YOUR GOAL: Copy every line of the data in which the word "through" occurs.

Extracted records:
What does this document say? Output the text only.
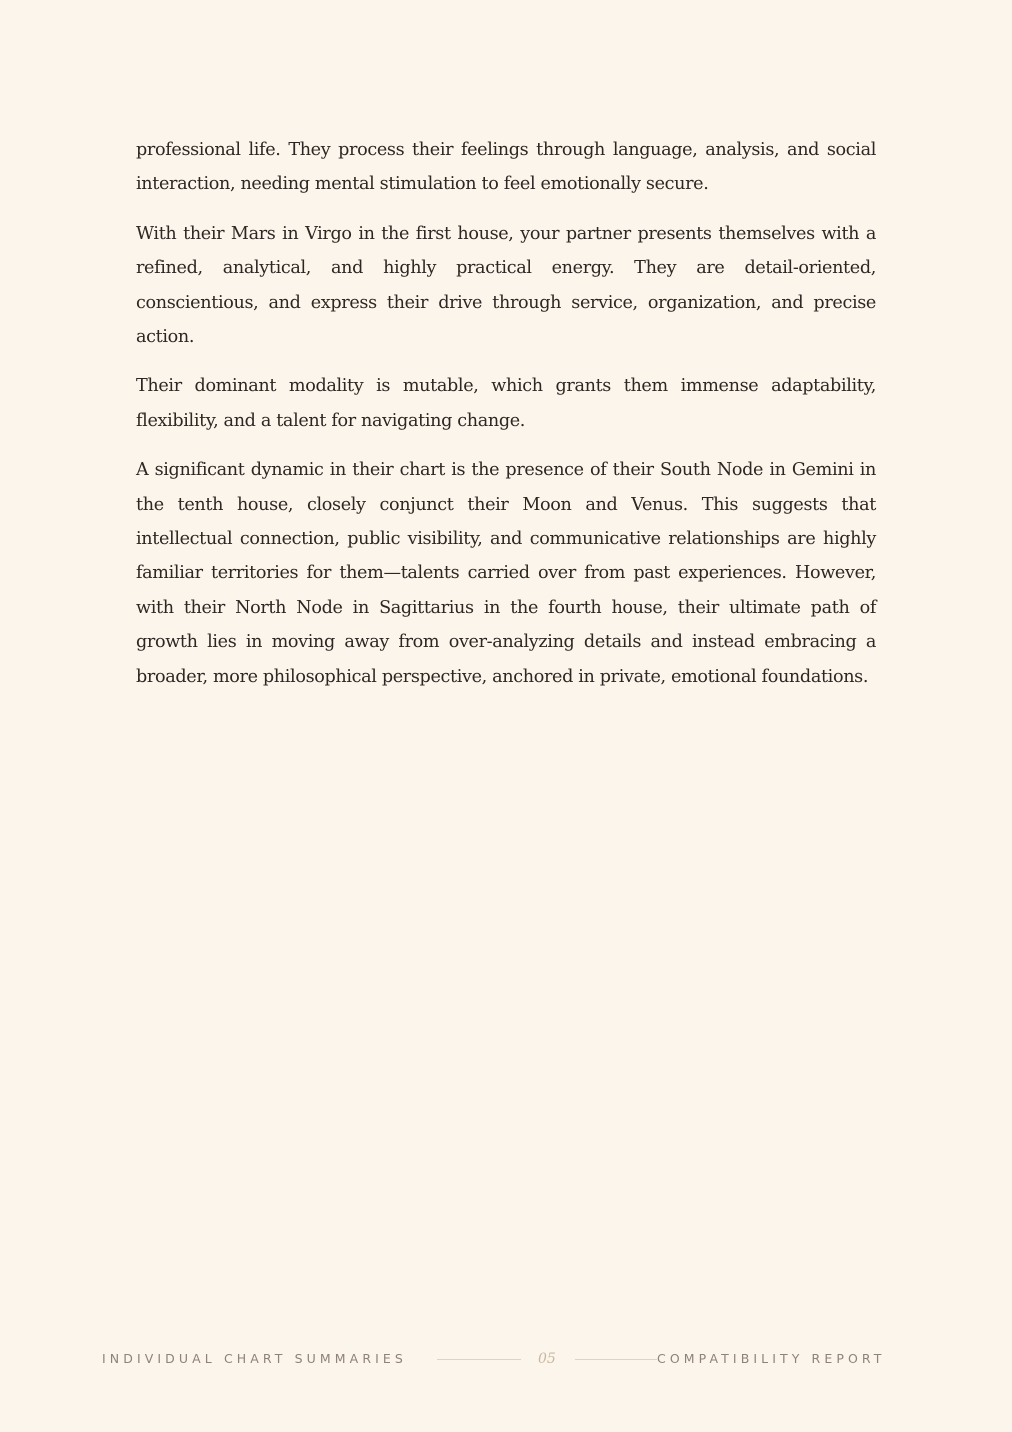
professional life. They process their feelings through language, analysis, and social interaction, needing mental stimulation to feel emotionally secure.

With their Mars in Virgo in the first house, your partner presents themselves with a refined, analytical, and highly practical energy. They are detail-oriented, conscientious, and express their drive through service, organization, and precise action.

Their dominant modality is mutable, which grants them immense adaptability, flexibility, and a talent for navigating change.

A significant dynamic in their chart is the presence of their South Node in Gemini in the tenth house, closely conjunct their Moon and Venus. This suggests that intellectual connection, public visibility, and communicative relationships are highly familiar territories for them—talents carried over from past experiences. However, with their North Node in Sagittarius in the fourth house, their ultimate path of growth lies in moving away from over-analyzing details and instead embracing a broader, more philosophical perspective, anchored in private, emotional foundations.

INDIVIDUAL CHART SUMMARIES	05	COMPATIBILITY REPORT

--

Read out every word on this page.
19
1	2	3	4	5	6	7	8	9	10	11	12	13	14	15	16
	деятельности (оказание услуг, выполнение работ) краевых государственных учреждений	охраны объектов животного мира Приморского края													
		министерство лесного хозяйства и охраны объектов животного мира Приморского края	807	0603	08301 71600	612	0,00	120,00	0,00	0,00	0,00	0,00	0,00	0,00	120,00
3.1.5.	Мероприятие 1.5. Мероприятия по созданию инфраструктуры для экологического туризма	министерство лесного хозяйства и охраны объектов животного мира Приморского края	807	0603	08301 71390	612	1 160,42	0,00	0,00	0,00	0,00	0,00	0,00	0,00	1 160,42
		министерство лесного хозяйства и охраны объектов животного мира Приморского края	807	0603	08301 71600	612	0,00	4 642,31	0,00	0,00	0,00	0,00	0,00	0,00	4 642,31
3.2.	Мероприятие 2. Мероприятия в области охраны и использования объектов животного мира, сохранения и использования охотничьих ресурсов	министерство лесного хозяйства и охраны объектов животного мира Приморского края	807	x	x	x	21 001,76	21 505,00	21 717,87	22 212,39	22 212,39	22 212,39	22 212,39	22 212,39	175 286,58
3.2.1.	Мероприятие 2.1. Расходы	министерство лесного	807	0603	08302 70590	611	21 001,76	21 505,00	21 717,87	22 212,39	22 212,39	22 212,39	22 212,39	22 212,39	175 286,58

==

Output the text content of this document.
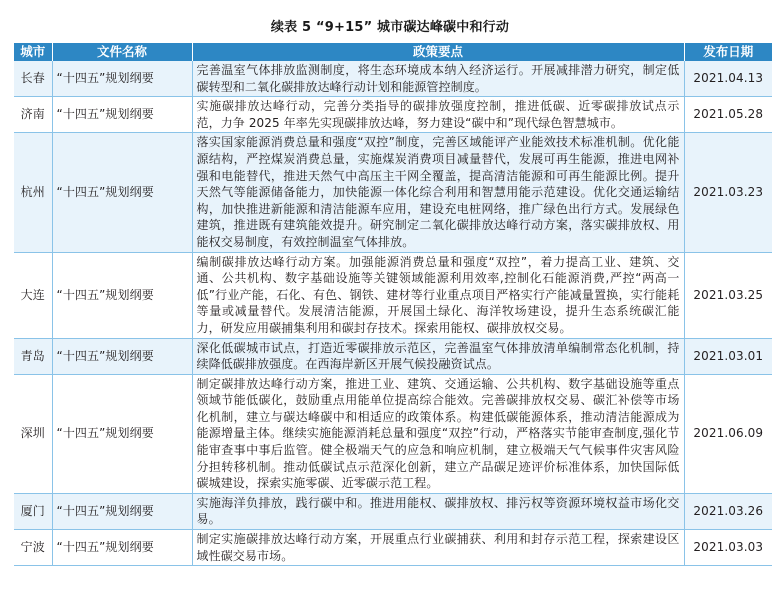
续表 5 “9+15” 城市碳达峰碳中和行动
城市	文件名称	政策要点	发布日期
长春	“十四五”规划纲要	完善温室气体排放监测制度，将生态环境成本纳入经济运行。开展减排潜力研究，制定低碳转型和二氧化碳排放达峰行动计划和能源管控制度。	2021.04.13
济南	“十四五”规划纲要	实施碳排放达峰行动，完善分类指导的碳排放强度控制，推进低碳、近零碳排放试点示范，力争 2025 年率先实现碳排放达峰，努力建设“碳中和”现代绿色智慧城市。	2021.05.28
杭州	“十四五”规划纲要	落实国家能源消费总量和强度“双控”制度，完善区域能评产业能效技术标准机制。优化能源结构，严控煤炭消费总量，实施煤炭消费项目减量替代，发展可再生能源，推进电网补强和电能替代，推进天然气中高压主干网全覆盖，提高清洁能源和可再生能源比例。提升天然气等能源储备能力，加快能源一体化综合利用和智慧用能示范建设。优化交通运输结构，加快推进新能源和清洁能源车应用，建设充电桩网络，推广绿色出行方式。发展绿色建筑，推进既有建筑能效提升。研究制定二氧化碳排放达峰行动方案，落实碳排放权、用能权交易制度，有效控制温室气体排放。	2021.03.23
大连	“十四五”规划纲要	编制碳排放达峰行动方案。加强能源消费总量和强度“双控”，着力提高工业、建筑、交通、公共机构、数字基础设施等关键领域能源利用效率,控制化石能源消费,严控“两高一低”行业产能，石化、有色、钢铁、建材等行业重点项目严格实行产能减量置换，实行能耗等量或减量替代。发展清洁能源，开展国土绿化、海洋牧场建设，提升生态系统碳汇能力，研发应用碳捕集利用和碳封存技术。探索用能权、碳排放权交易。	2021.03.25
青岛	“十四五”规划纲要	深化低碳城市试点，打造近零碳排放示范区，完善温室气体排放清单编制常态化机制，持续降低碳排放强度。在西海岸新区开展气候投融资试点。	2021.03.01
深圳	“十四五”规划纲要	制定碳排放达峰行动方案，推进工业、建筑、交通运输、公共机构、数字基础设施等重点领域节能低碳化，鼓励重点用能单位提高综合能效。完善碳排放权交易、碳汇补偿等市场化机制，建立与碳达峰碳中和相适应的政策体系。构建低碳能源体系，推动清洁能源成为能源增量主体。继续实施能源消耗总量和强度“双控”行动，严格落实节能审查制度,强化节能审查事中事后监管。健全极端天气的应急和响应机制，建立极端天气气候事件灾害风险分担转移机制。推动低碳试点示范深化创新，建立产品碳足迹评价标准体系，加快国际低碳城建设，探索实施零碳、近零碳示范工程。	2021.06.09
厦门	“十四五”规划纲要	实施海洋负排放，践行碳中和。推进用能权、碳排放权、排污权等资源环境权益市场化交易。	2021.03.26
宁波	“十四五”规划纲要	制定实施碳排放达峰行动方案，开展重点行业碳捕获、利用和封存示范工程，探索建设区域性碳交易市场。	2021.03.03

SOLUTION TO THIS EXERCISE:
professional life. They process their feelings through language, analysis, and social interaction, needing mental stimulation to feel emotionally secure.
With their Mars in Virgo in the first house, your partner presents themselves with a refined, analytical, and highly practical energy. They are detail-oriented, conscientious, and express their drive through service, organization, and precise action.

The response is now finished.